= PROVIDED ENTRIES =
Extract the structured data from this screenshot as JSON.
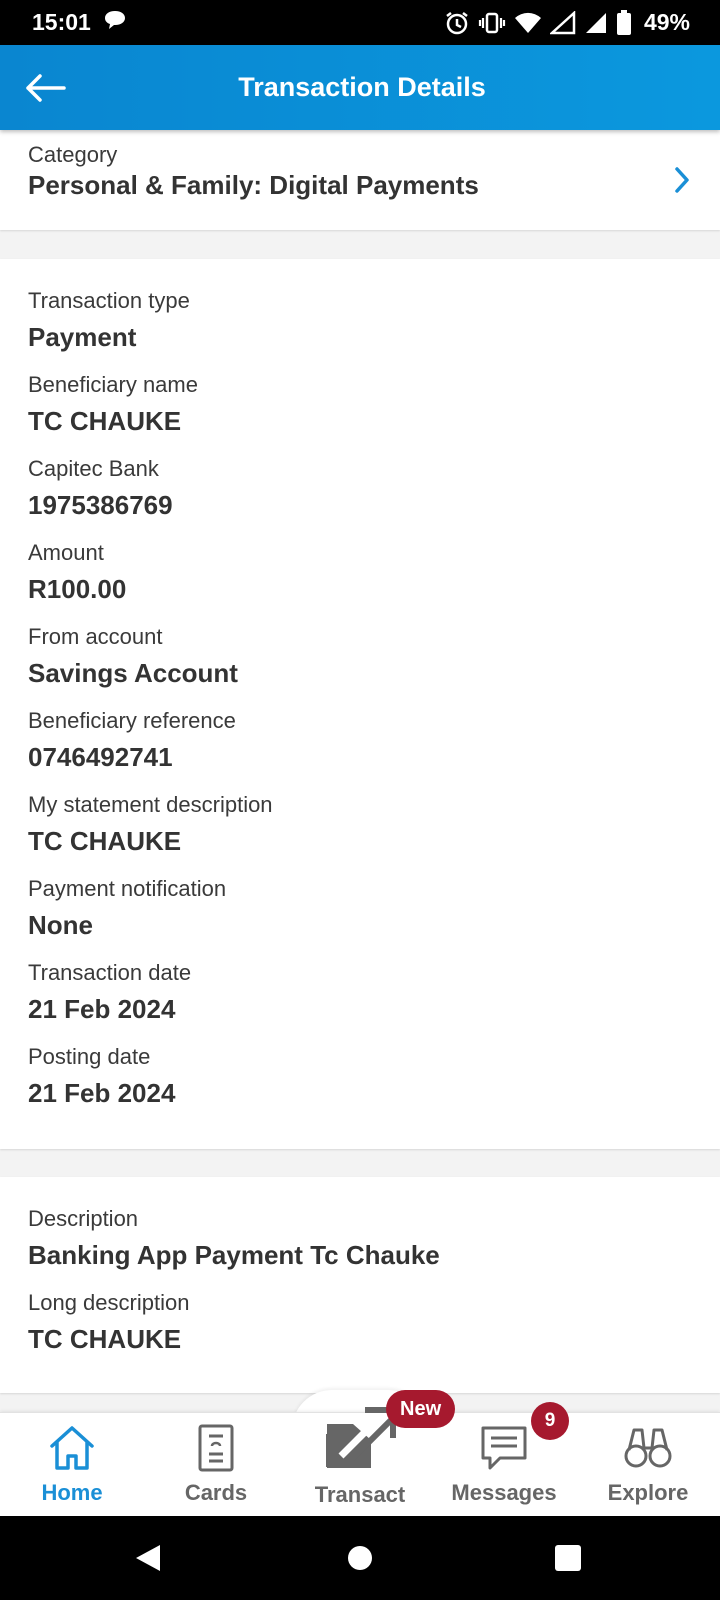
{
  "status_bar": {
    "time": "15:01",
    "battery": "49%",
    "icons": [
      "chat-bubble-icon",
      "alarm-icon",
      "vibrate-icon",
      "wifi-icon",
      "signal-icon",
      "signal-icon",
      "battery-icon"
    ]
  },
  "header": {
    "title": "Transaction Details",
    "back_icon": "arrow-left-icon"
  },
  "category": {
    "label": "Category",
    "value": "Personal & Family: Digital Payments"
  },
  "details": [
    {
      "label": "Transaction type",
      "value": "Payment"
    },
    {
      "label": "Beneficiary name",
      "value": "TC CHAUKE"
    },
    {
      "label": "Capitec Bank",
      "value": "1975386769"
    },
    {
      "label": "Amount",
      "value": "R100.00"
    },
    {
      "label": "From account",
      "value": "Savings Account"
    },
    {
      "label": "Beneficiary reference",
      "value": "0746492741"
    },
    {
      "label": "My statement description",
      "value": "TC CHAUKE"
    },
    {
      "label": "Payment notification",
      "value": "None"
    },
    {
      "label": "Transaction date",
      "value": "21 Feb 2024"
    },
    {
      "label": "Posting date",
      "value": "21 Feb 2024"
    }
  ],
  "descriptions": [
    {
      "label": "Description",
      "value": "Banking App Payment Tc Chauke"
    },
    {
      "label": "Long description",
      "value": "TC CHAUKE"
    }
  ],
  "bottom_nav": {
    "items": [
      {
        "label": "Home",
        "icon": "home-icon",
        "active": true
      },
      {
        "label": "Cards",
        "icon": "card-icon",
        "active": false
      },
      {
        "label": "Transact",
        "icon": "transfer-arrows-icon",
        "active": false
      },
      {
        "label": "Messages",
        "icon": "message-icon",
        "active": false
      },
      {
        "label": "Explore",
        "icon": "binoculars-icon",
        "active": false
      }
    ],
    "transact_badge": "New",
    "messages_badge": "9"
  },
  "colors": {
    "header_blue": "#0b8fd8",
    "accent_blue": "#1a8fd6",
    "badge_red": "#a6192e"
  }
}
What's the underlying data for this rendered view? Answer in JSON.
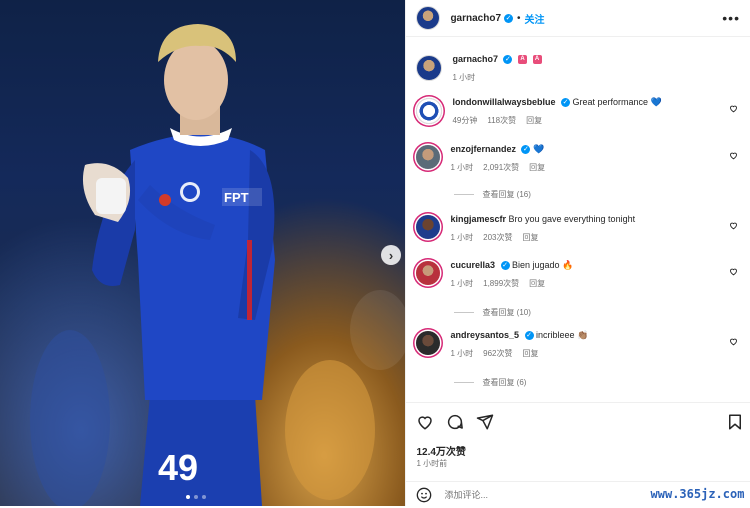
{
  "header": {
    "username": "garnacho7",
    "follow_label": "关注",
    "more_label": "•••"
  },
  "caption": {
    "username": "garnacho7",
    "badges": [
      "A",
      "A"
    ],
    "time": "1 小时"
  },
  "comments": [
    {
      "username": "londonwillalwaysbeblue",
      "verified": true,
      "text": "Great performance 💙",
      "time": "49分钟",
      "likes": "118次赞",
      "reply": "回复"
    },
    {
      "username": "enzojfernandez",
      "verified": true,
      "text": "💙",
      "time": "1 小时",
      "likes": "2,091次赞",
      "reply": "回复",
      "view_replies": "查看回复 (16)"
    },
    {
      "username": "kingjamescfr",
      "verified": false,
      "text": "Bro you gave everything tonight",
      "time": "1 小时",
      "likes": "203次赞",
      "reply": "回复"
    },
    {
      "username": "cucurella3",
      "verified": true,
      "text": "Bien jugado 🔥",
      "time": "1 小时",
      "likes": "1,899次赞",
      "reply": "回复",
      "view_replies": "查看回复 (10)"
    },
    {
      "username": "andreysantos_5",
      "verified": true,
      "text": "incribleee 👏🏽",
      "time": "1 小时",
      "likes": "962次赞",
      "reply": "回复",
      "view_replies": "查看回复 (6)"
    }
  ],
  "post": {
    "likes": "12.4万次赞",
    "time": "1 小时前",
    "add_comment_placeholder": "添加评论..."
  },
  "photo": {
    "jersey_sponsor": "FPT",
    "jersey_number": "49"
  },
  "watermark": "www.365jz.com",
  "colors": {
    "accent": "#0095f6",
    "heart": "#2f6fd6",
    "jersey": "#1f47c5"
  }
}
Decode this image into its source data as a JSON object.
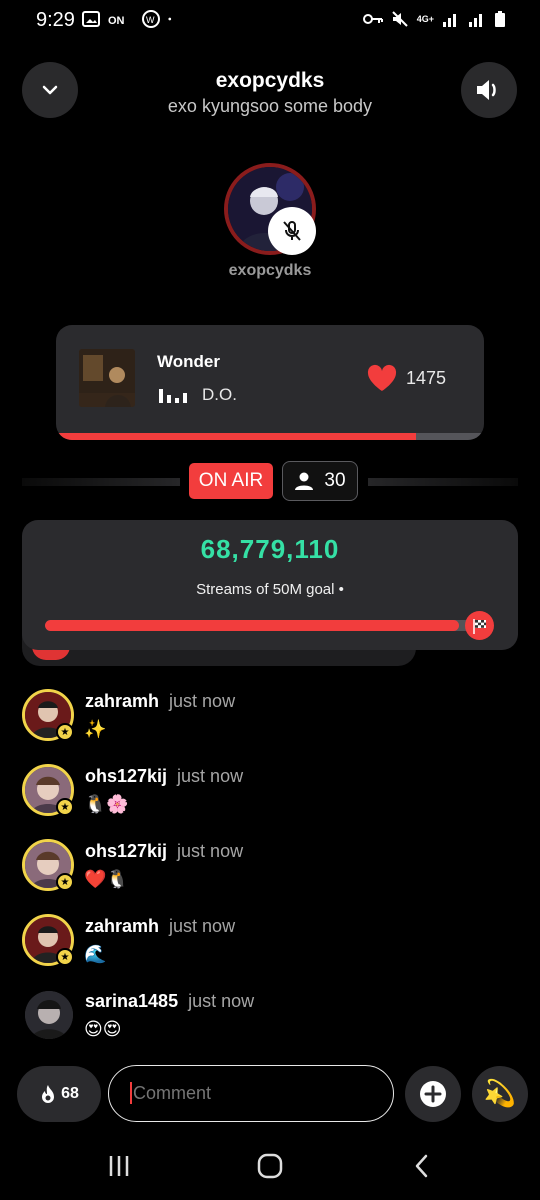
{
  "status_bar": {
    "time": "9:29",
    "network": "4G+"
  },
  "header": {
    "title": "exopcydks",
    "subtitle": "exo kyungsoo some body"
  },
  "host": {
    "name": "exopcydks"
  },
  "now_playing": {
    "title": "Wonder",
    "artist": "D.O.",
    "likes": "1475",
    "progress": 0.84
  },
  "live": {
    "on_air_label": "ON AIR",
    "listener_count": "30"
  },
  "goal": {
    "count": "68,779,110",
    "label": "Streams of 50M goal •",
    "progress": 0.94
  },
  "comments": [
    {
      "user": "zahramh",
      "time": "just now",
      "text": "✨",
      "badge": true
    },
    {
      "user": "ohs127kij",
      "time": "just now",
      "text": "🐧🌸",
      "badge": true
    },
    {
      "user": "ohs127kij",
      "time": "just now",
      "text": "❤️🐧",
      "badge": true
    },
    {
      "user": "zahramh",
      "time": "just now",
      "text": "🌊",
      "badge": true
    },
    {
      "user": "sarina1485",
      "time": "just now",
      "text": "😍😍",
      "badge": false
    }
  ],
  "composer": {
    "fire_count": "68",
    "placeholder": "Comment"
  },
  "colors": {
    "accent": "#f23d3d",
    "goal_text": "#35e0a5",
    "card": "#2b2b2e",
    "badge": "#f2d44a"
  }
}
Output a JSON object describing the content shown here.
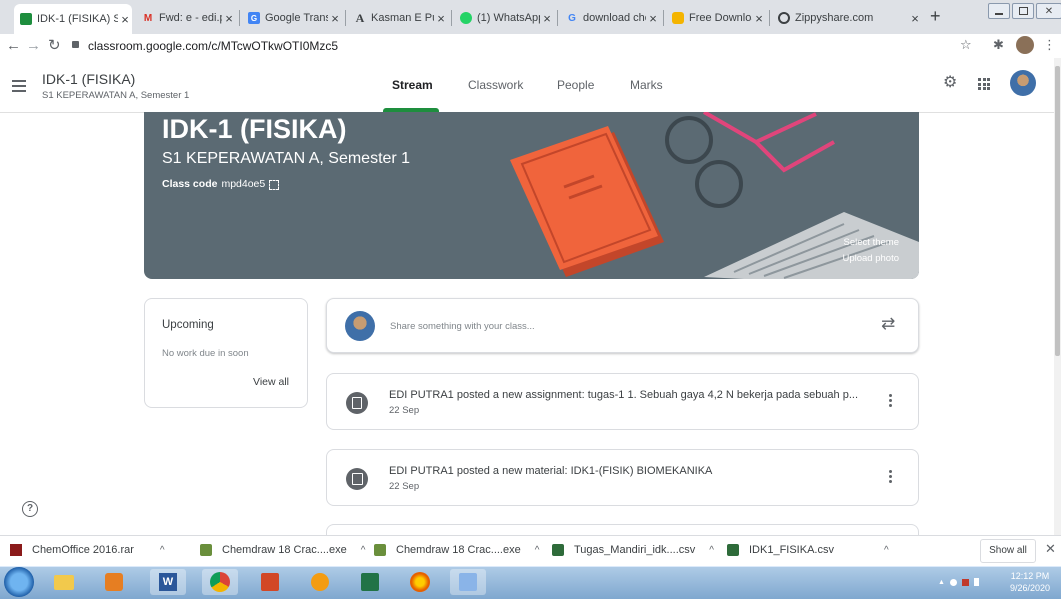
{
  "browser": {
    "tabs": [
      {
        "title": "IDK-1 (FISIKA) S",
        "active": true,
        "icon": "classroom-icon",
        "color": "#1e8e3e"
      },
      {
        "title": "Fwd: e - edi.put",
        "active": false,
        "icon": "gmail-icon",
        "color": "#d93025"
      },
      {
        "title": "Google Transla",
        "active": false,
        "icon": "translate-icon",
        "color": "#4285f4"
      },
      {
        "title": "Kasman E Putr:",
        "active": false,
        "icon": "academia-icon",
        "color": "#202124"
      },
      {
        "title": "(1) WhatsApp",
        "active": false,
        "icon": "whatsapp-icon",
        "color": "#25d366"
      },
      {
        "title": "download chen",
        "active": false,
        "icon": "google-icon",
        "color": "#4285f4"
      },
      {
        "title": "Free Download",
        "active": false,
        "icon": "download-site-icon",
        "color": "#f4b400"
      },
      {
        "title": "Zippyshare.com",
        "active": false,
        "icon": "zippyshare-icon",
        "color": "#3c4043"
      }
    ],
    "url": "classroom.google.com/c/MTcwOTkwOTI0Mzc5",
    "new_tab": "+"
  },
  "header": {
    "class_name": "IDK-1 (FISIKA)",
    "section": "S1 KEPERAWATAN A, Semester 1",
    "tabs": [
      "Stream",
      "Classwork",
      "People",
      "Marks"
    ],
    "active_tab": "Stream"
  },
  "banner": {
    "title": "IDK-1 (FISIKA)",
    "subtitle": "S1 KEPERAWATAN A, Semester 1",
    "class_code_label": "Class code",
    "class_code": "mpd4oe5",
    "select_theme": "Select theme",
    "upload_photo": "Upload photo"
  },
  "upcoming": {
    "title": "Upcoming",
    "status": "No work due in soon",
    "link": "View all"
  },
  "share": {
    "placeholder": "Share something with your class..."
  },
  "posts": [
    {
      "text": "EDI PUTRA1 posted a new assignment: tugas-1 1. Sebuah gaya 4,2 N bekerja pada sebuah p...",
      "date": "22 Sep",
      "icon": "assignment-icon"
    },
    {
      "text": "EDI PUTRA1 posted a new material: IDK1-(FISIK) BIOMEKANIKA",
      "date": "22 Sep",
      "icon": "material-icon"
    }
  ],
  "downloads": {
    "items": [
      {
        "name": "ChemOffice 2016.rar"
      },
      {
        "name": "Chemdraw 18 Crac....exe"
      },
      {
        "name": "Chemdraw 18 Crac....exe"
      },
      {
        "name": "Tugas_Mandiri_idk....csv"
      },
      {
        "name": "IDK1_FISIKA.csv"
      }
    ],
    "show_all": "Show all"
  },
  "taskbar": {
    "time": "12:12 PM",
    "date": "9/26/2020"
  },
  "colors": {
    "banner": "#5b6a73",
    "book": "#f0643c",
    "glasses": "#e0457b"
  }
}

= TASK REQUIREMENTS =
Write out each line of the data exactly; the images should be left out.

= WRITTEN ANSWER =
Extract the structured data from this screenshot as JSON.
{
  "status_bar": {
    "time": "15:01",
    "battery": "49%",
    "icons": [
      "chat-bubble-icon",
      "alarm-icon",
      "vibrate-icon",
      "wifi-icon",
      "signal-icon",
      "signal-icon",
      "battery-icon"
    ]
  },
  "header": {
    "title": "Transaction Details",
    "back_icon": "arrow-left-icon"
  },
  "category": {
    "label": "Category",
    "value": "Personal & Family: Digital Payments"
  },
  "details": [
    {
      "label": "Transaction type",
      "value": "Payment"
    },
    {
      "label": "Beneficiary name",
      "value": "TC CHAUKE"
    },
    {
      "label": "Capitec Bank",
      "value": "1975386769"
    },
    {
      "label": "Amount",
      "value": "R100.00"
    },
    {
      "label": "From account",
      "value": "Savings Account"
    },
    {
      "label": "Beneficiary reference",
      "value": "0746492741"
    },
    {
      "label": "My statement description",
      "value": "TC CHAUKE"
    },
    {
      "label": "Payment notification",
      "value": "None"
    },
    {
      "label": "Transaction date",
      "value": "21 Feb 2024"
    },
    {
      "label": "Posting date",
      "value": "21 Feb 2024"
    }
  ],
  "descriptions": [
    {
      "label": "Description",
      "value": "Banking App Payment Tc Chauke"
    },
    {
      "label": "Long description",
      "value": "TC CHAUKE"
    }
  ],
  "bottom_nav": {
    "items": [
      {
        "label": "Home",
        "icon": "home-icon",
        "active": true
      },
      {
        "label": "Cards",
        "icon": "card-icon",
        "active": false
      },
      {
        "label": "Transact",
        "icon": "transfer-arrows-icon",
        "active": false
      },
      {
        "label": "Messages",
        "icon": "message-icon",
        "active": false
      },
      {
        "label": "Explore",
        "icon": "binoculars-icon",
        "active": false
      }
    ],
    "transact_badge": "New",
    "messages_badge": "9"
  },
  "colors": {
    "header_blue": "#0b8fd8",
    "accent_blue": "#1a8fd6",
    "badge_red": "#a6192e"
  }
}
What's the underlying data for this rendered view? Answer in JSON.
{
  "header": {
    "username": "garnacho7",
    "follow_label": "关注",
    "more_label": "•••"
  },
  "caption": {
    "username": "garnacho7",
    "badges": [
      "A",
      "A"
    ],
    "time": "1 小时"
  },
  "comments": [
    {
      "username": "londonwillalwaysbeblue",
      "verified": true,
      "text": "Great performance 💙",
      "time": "49分钟",
      "likes": "118次赞",
      "reply": "回复"
    },
    {
      "username": "enzojfernandez",
      "verified": true,
      "text": "💙",
      "time": "1 小时",
      "likes": "2,091次赞",
      "reply": "回复",
      "view_replies": "查看回复 (16)"
    },
    {
      "username": "kingjamescfr",
      "verified": false,
      "text": "Bro you gave everything tonight",
      "time": "1 小时",
      "likes": "203次赞",
      "reply": "回复"
    },
    {
      "username": "cucurella3",
      "verified": true,
      "text": "Bien jugado 🔥",
      "time": "1 小时",
      "likes": "1,899次赞",
      "reply": "回复",
      "view_replies": "查看回复 (10)"
    },
    {
      "username": "andreysantos_5",
      "verified": true,
      "text": "incribleee 👏🏽",
      "time": "1 小时",
      "likes": "962次赞",
      "reply": "回复",
      "view_replies": "查看回复 (6)"
    }
  ],
  "post": {
    "likes": "12.4万次赞",
    "time": "1 小时前",
    "add_comment_placeholder": "添加评论..."
  },
  "photo": {
    "jersey_sponsor": "FPT",
    "jersey_number": "49"
  },
  "watermark": "www.365jz.com",
  "colors": {
    "accent": "#0095f6",
    "heart": "#2f6fd6",
    "jersey": "#1f47c5"
  }
}
Decode this image into its source data as a JSON object.
{
  "status_bar": {
    "time": "9:29",
    "network": "4G+"
  },
  "header": {
    "title": "exopcydks",
    "subtitle": "exo kyungsoo some body"
  },
  "host": {
    "name": "exopcydks"
  },
  "now_playing": {
    "title": "Wonder",
    "artist": "D.O.",
    "likes": "1475",
    "progress": 0.84
  },
  "live": {
    "on_air_label": "ON AIR",
    "listener_count": "30"
  },
  "goal": {
    "count": "68,779,110",
    "label": "Streams of 50M goal •",
    "progress": 0.94
  },
  "comments": [
    {
      "user": "zahramh",
      "time": "just now",
      "text": "✨",
      "badge": true
    },
    {
      "user": "ohs127kij",
      "time": "just now",
      "text": "🐧🌸",
      "badge": true
    },
    {
      "user": "ohs127kij",
      "time": "just now",
      "text": "❤️🐧",
      "badge": true
    },
    {
      "user": "zahramh",
      "time": "just now",
      "text": "🌊",
      "badge": true
    },
    {
      "user": "sarina1485",
      "time": "just now",
      "text": "😍😍",
      "badge": false
    }
  ],
  "composer": {
    "fire_count": "68",
    "placeholder": "Comment"
  },
  "colors": {
    "accent": "#f23d3d",
    "goal_text": "#35e0a5",
    "card": "#2b2b2e",
    "badge": "#f2d44a"
  }
}
Output a JSON object describing the content shown here.
{
  "browser": {
    "tabs": [
      {
        "title": "IDK-1 (FISIKA) S",
        "active": true,
        "icon": "classroom-icon",
        "color": "#1e8e3e"
      },
      {
        "title": "Fwd: e - edi.put",
        "active": false,
        "icon": "gmail-icon",
        "color": "#d93025"
      },
      {
        "title": "Google Transla",
        "active": false,
        "icon": "translate-icon",
        "color": "#4285f4"
      },
      {
        "title": "Kasman E Putr:",
        "active": false,
        "icon": "academia-icon",
        "color": "#202124"
      },
      {
        "title": "(1) WhatsApp",
        "active": false,
        "icon": "whatsapp-icon",
        "color": "#25d366"
      },
      {
        "title": "download chen",
        "active": false,
        "icon": "google-icon",
        "color": "#4285f4"
      },
      {
        "title": "Free Download",
        "active": false,
        "icon": "download-site-icon",
        "color": "#f4b400"
      },
      {
        "title": "Zippyshare.com",
        "active": false,
        "icon": "zippyshare-icon",
        "color": "#3c4043"
      }
    ],
    "url": "classroom.google.com/c/MTcwOTkwOTI0Mzc5",
    "new_tab": "+"
  },
  "header": {
    "class_name": "IDK-1 (FISIKA)",
    "section": "S1 KEPERAWATAN A, Semester 1",
    "tabs": [
      "Stream",
      "Classwork",
      "People",
      "Marks"
    ],
    "active_tab": "Stream"
  },
  "banner": {
    "title": "IDK-1 (FISIKA)",
    "subtitle": "S1 KEPERAWATAN A, Semester 1",
    "class_code_label": "Class code",
    "class_code": "mpd4oe5",
    "select_theme": "Select theme",
    "upload_photo": "Upload photo"
  },
  "upcoming": {
    "title": "Upcoming",
    "status": "No work due in soon",
    "link": "View all"
  },
  "share": {
    "placeholder": "Share something with your class..."
  },
  "posts": [
    {
      "text": "EDI PUTRA1 posted a new assignment: tugas-1 1. Sebuah gaya 4,2 N bekerja pada sebuah p...",
      "date": "22 Sep",
      "icon": "assignment-icon"
    },
    {
      "text": "EDI PUTRA1 posted a new material: IDK1-(FISIK) BIOMEKANIKA",
      "date": "22 Sep",
      "icon": "material-icon"
    }
  ],
  "downloads": {
    "items": [
      {
        "name": "ChemOffice 2016.rar"
      },
      {
        "name": "Chemdraw 18 Crac....exe"
      },
      {
        "name": "Chemdraw 18 Crac....exe"
      },
      {
        "name": "Tugas_Mandiri_idk....csv"
      },
      {
        "name": "IDK1_FISIKA.csv"
      }
    ],
    "show_all": "Show all"
  },
  "taskbar": {
    "time": "12:12 PM",
    "date": "9/26/2020"
  },
  "colors": {
    "banner": "#5b6a73",
    "book": "#f0643c",
    "glasses": "#e0457b"
  }
}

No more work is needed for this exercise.